═════ Records provided ═════

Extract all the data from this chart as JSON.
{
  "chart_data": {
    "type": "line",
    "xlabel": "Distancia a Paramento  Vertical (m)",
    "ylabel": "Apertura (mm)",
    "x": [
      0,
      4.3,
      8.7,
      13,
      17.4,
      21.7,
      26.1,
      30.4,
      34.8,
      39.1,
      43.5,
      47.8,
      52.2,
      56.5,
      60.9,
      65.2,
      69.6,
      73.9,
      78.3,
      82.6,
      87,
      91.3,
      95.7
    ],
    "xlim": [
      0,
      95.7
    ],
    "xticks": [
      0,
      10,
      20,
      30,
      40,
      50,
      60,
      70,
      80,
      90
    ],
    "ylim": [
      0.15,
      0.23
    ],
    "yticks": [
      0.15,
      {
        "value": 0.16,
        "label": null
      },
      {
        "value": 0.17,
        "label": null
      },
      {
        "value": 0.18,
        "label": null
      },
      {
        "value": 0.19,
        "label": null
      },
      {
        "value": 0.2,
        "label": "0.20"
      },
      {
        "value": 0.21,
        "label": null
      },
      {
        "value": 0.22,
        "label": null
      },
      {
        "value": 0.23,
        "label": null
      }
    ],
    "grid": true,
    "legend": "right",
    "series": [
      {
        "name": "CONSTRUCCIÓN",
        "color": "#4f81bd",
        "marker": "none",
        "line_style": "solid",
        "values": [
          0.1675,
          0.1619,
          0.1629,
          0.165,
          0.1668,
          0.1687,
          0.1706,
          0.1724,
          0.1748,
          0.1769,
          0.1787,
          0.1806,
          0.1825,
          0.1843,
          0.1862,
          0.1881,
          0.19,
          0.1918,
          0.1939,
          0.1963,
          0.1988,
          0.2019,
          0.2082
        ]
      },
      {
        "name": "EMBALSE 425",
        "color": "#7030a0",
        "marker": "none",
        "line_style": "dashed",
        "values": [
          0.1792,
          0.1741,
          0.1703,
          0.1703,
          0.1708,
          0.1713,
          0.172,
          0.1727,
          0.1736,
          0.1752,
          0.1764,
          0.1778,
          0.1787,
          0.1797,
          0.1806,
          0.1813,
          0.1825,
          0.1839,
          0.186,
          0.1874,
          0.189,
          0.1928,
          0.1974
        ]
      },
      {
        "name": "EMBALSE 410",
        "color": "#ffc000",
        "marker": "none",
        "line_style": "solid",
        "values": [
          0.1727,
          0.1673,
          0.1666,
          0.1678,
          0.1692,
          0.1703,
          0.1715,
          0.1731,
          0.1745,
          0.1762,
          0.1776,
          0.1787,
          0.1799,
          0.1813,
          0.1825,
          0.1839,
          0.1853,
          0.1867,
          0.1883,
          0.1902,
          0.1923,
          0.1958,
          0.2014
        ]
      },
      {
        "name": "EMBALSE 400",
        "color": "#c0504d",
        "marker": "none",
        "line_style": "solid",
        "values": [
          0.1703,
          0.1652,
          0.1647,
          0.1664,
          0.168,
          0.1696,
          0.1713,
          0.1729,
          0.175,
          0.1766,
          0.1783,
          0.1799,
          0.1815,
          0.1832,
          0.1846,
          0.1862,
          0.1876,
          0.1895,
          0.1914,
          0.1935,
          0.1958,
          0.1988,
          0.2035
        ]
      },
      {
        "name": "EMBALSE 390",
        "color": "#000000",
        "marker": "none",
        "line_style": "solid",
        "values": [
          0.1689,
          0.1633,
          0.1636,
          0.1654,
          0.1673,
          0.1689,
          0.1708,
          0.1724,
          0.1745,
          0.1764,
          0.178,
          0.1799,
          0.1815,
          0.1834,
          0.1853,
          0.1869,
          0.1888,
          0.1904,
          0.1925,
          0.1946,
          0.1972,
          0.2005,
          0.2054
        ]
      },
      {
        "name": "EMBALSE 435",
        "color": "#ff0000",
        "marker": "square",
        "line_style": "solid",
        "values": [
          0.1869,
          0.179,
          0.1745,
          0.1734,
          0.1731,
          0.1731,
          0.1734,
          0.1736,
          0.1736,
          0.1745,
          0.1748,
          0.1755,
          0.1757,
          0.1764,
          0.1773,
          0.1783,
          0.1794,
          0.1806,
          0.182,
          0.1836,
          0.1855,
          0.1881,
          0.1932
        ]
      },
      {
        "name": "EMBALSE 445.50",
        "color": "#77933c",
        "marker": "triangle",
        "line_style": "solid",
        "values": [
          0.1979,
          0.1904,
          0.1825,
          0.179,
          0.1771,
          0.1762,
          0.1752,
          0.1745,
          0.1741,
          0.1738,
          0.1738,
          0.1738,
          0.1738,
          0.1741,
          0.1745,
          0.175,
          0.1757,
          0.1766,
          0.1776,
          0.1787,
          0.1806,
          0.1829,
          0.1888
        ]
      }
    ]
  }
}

═════
═════ Records provided ═════

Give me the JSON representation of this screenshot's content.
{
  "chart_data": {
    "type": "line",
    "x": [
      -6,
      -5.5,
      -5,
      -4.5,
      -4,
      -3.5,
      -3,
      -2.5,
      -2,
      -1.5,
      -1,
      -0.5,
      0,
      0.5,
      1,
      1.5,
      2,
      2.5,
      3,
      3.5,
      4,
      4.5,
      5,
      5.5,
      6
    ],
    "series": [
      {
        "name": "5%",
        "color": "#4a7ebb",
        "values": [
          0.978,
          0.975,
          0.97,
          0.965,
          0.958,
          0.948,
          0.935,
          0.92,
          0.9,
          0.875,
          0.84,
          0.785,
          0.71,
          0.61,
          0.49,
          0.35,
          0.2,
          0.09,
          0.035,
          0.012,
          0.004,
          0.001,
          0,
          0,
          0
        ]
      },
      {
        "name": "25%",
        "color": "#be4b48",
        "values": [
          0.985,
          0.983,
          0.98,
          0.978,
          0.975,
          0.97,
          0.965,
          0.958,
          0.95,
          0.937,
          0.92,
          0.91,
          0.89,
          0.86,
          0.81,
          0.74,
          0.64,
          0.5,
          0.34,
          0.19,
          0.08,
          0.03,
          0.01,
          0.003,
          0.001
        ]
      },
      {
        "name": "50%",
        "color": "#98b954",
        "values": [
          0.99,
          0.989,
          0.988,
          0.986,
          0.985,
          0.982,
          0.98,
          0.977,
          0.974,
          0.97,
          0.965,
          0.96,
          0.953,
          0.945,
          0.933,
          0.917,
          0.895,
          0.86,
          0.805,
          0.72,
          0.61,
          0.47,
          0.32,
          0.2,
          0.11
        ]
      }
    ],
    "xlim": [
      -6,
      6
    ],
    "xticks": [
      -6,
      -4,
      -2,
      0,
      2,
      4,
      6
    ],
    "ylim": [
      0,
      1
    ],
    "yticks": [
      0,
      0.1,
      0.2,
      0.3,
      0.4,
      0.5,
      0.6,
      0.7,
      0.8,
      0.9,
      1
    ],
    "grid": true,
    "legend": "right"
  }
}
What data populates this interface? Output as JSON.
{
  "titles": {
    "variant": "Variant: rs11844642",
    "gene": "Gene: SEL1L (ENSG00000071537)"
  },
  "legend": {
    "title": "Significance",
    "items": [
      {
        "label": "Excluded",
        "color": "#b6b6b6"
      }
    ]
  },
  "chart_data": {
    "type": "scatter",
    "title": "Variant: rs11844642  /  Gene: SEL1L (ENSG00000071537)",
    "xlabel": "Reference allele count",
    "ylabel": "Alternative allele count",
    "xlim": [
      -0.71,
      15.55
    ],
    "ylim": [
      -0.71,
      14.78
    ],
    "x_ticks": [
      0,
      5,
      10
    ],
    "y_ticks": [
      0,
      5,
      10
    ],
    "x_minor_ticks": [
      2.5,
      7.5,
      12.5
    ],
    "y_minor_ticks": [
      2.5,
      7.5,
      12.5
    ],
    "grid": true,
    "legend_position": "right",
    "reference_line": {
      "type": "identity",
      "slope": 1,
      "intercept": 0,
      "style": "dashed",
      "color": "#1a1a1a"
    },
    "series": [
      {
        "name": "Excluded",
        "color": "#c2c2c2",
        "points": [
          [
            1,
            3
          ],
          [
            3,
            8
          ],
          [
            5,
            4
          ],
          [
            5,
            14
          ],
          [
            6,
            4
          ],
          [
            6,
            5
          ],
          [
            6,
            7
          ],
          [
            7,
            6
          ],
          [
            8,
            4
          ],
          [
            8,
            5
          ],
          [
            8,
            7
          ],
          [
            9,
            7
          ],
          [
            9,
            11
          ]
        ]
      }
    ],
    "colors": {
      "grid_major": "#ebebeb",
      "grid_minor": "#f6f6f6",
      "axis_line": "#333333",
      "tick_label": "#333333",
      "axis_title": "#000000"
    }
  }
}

═════
═════ Records provided ═════

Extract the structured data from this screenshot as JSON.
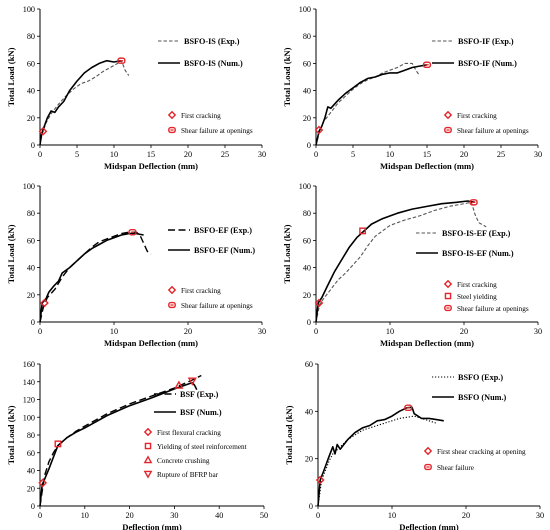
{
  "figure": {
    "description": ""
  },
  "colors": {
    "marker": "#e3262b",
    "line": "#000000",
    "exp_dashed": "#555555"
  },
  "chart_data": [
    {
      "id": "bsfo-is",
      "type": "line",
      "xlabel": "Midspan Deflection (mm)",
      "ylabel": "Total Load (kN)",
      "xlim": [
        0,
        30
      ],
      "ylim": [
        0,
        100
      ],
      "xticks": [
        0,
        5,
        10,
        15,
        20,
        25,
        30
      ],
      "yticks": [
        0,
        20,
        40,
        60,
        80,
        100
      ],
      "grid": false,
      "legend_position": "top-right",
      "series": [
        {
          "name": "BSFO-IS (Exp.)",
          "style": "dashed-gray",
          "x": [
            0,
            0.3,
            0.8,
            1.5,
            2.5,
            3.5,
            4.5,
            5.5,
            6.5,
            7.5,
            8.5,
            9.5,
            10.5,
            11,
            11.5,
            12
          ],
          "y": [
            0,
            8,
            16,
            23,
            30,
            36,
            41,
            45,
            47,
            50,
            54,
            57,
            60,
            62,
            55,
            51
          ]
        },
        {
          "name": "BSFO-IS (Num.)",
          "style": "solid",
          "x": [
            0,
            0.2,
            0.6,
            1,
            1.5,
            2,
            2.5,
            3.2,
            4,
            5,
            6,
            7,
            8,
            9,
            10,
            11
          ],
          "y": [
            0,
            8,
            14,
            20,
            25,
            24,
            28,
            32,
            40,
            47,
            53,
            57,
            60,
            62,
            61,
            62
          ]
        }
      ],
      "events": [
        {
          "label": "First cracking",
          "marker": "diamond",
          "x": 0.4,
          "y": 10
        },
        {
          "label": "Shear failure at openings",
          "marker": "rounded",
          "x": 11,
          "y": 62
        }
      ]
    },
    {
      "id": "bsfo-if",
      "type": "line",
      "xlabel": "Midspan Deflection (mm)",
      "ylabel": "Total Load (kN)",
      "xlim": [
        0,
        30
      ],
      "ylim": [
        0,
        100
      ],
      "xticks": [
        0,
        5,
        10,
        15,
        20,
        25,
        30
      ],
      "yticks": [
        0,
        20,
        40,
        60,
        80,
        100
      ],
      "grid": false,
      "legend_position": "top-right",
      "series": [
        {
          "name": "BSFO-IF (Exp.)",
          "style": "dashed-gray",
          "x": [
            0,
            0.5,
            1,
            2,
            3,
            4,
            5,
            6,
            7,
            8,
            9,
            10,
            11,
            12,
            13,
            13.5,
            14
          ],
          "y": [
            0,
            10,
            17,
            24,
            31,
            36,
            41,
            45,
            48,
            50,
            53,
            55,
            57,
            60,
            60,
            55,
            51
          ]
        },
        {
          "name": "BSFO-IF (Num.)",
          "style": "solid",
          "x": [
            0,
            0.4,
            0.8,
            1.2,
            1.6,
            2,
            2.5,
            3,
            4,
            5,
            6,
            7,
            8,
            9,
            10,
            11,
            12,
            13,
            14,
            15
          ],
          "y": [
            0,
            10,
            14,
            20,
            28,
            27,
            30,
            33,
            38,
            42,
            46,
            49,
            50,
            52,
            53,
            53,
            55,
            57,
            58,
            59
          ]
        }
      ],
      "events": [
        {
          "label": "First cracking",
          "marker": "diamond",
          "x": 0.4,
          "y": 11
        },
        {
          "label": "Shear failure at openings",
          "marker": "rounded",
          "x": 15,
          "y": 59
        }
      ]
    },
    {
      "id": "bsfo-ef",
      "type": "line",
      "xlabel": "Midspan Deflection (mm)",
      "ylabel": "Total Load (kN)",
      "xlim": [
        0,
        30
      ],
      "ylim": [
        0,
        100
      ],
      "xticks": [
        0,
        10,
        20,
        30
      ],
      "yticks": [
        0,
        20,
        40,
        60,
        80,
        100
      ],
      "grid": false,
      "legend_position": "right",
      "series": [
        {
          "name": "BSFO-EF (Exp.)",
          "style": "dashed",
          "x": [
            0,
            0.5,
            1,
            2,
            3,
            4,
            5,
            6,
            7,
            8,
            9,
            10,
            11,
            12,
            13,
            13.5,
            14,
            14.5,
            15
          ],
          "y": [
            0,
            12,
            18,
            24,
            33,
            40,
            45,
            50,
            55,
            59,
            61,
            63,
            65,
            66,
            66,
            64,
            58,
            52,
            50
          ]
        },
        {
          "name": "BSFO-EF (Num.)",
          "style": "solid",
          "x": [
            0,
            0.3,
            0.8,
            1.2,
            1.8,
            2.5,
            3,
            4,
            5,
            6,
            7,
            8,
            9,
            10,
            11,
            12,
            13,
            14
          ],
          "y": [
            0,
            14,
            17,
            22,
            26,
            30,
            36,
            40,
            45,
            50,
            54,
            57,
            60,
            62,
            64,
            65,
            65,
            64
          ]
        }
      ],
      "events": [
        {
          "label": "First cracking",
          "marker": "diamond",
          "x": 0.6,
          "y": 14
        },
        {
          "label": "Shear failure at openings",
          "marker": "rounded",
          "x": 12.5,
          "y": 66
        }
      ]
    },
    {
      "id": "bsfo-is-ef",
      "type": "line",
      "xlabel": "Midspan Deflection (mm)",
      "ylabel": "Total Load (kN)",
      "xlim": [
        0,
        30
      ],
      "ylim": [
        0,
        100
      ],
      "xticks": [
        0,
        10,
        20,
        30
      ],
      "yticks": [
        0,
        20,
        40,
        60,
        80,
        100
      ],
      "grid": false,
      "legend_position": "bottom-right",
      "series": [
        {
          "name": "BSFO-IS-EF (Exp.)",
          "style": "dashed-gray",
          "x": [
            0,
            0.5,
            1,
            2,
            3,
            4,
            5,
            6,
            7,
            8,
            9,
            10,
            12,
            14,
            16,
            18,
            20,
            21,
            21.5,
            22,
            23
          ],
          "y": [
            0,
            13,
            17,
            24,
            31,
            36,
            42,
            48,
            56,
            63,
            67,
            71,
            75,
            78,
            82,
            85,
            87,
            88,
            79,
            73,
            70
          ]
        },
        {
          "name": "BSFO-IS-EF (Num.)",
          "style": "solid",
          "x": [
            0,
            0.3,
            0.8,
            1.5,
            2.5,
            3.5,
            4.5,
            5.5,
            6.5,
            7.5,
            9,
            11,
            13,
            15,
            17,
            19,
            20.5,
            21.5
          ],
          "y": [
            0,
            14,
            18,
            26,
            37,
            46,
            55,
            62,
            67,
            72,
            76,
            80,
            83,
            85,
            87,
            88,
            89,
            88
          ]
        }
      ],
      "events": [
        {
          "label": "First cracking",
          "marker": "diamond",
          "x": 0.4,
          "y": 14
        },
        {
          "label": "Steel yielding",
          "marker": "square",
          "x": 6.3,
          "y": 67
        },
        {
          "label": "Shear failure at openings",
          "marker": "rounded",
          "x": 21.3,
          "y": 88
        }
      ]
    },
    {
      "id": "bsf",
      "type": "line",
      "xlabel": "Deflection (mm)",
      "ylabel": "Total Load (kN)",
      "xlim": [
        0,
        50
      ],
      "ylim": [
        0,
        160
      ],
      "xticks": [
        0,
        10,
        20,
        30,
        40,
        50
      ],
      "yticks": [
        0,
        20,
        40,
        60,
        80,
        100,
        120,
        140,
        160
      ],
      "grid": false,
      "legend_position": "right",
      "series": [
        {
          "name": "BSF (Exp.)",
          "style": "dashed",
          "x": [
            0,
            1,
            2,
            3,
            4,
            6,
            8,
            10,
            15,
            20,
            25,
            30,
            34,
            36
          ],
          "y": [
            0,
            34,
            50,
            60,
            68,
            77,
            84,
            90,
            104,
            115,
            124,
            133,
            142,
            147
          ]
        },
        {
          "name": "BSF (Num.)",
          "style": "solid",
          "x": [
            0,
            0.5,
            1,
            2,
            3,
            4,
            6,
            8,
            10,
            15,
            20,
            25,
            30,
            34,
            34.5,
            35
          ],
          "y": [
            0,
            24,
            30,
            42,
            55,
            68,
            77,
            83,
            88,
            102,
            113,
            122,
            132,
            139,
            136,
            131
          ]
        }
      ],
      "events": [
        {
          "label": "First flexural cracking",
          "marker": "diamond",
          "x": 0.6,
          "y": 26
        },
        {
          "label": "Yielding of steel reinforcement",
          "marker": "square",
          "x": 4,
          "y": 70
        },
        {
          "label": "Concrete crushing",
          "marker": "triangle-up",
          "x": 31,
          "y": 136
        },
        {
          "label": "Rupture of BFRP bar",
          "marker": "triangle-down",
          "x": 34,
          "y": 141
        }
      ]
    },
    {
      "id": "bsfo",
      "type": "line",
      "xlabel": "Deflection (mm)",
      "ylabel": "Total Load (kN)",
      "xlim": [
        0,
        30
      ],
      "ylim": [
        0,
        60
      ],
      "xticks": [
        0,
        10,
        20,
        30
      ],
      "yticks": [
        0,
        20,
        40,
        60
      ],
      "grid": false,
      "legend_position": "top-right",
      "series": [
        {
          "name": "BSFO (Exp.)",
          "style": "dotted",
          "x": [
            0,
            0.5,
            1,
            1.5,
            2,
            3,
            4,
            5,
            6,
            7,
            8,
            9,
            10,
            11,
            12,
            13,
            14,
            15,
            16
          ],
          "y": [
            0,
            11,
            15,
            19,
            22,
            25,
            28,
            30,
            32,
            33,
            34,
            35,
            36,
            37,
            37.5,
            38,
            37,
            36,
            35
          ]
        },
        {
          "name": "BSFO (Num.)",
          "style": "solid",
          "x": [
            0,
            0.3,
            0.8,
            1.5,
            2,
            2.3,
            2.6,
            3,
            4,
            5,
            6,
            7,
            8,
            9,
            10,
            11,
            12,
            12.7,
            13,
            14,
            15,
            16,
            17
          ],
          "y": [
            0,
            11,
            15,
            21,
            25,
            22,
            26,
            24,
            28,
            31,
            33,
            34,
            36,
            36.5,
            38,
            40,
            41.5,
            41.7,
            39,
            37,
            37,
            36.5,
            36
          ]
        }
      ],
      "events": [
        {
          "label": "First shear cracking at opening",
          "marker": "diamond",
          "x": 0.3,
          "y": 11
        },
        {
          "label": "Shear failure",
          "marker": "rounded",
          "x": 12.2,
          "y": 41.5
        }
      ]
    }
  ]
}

═════

**Work instructions**
Which lines contain the word "count"? Return each of them.

**Result below**
    "xlabel": "Reference allele count",
    "ylabel": "Alternative allele count",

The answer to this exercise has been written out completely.